### What needs to be done
Gather, from the data below, each line in which the word "image" occurs.

### Data shown
● ● ● ●

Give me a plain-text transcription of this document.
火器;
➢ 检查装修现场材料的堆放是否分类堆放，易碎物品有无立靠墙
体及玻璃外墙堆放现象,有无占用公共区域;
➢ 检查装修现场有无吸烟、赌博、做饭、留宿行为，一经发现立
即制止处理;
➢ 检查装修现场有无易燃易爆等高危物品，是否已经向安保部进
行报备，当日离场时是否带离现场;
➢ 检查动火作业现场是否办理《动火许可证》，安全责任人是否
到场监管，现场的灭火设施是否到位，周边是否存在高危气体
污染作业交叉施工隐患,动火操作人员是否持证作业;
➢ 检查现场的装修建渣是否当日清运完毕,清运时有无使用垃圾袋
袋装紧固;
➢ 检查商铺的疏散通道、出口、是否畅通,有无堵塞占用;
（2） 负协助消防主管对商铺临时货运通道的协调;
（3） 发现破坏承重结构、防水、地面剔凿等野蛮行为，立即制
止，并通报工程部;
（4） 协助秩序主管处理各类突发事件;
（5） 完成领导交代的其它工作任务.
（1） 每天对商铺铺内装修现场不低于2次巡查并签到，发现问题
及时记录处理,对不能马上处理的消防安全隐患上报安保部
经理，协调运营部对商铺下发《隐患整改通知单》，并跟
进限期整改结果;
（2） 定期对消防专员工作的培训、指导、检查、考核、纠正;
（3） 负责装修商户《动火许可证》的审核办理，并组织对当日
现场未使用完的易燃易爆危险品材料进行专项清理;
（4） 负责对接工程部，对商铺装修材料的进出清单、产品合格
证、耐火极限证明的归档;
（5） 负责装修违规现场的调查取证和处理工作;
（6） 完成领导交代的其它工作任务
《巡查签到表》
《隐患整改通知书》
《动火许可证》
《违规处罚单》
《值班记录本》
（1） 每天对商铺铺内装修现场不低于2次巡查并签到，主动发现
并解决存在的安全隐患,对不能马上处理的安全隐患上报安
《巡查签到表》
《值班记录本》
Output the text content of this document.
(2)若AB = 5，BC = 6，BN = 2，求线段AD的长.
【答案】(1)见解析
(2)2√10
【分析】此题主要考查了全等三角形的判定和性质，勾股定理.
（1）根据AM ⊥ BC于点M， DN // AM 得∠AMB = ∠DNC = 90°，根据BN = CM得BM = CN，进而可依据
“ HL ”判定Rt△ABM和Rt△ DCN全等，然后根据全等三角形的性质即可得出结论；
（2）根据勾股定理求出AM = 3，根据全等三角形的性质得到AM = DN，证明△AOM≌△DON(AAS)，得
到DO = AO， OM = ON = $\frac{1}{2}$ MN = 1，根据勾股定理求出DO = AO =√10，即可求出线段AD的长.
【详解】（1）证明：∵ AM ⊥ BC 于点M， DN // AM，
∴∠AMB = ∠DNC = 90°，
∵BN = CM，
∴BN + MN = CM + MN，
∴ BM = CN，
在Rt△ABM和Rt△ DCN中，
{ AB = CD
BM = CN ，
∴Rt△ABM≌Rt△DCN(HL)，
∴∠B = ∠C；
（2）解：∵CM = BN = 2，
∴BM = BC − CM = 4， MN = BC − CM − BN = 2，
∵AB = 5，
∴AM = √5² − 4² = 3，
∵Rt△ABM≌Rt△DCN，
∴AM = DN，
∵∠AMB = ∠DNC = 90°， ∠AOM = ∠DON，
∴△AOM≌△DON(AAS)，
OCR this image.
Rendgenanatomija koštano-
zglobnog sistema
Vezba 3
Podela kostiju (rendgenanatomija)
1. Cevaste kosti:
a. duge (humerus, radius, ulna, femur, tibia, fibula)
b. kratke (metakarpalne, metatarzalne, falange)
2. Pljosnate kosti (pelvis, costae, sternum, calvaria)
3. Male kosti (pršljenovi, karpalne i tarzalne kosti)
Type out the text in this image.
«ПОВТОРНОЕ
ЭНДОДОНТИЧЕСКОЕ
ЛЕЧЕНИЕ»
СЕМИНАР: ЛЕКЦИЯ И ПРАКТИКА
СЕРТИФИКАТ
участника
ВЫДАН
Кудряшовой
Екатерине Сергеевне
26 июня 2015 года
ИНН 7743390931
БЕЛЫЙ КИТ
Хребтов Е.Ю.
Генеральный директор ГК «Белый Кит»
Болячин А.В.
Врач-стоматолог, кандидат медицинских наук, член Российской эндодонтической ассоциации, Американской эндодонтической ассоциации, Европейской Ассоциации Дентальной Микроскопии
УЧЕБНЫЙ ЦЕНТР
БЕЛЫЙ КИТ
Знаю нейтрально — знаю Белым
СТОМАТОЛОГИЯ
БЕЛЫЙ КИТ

● ● ● ●

### Answer
OCR this image.
Type out the text in this image.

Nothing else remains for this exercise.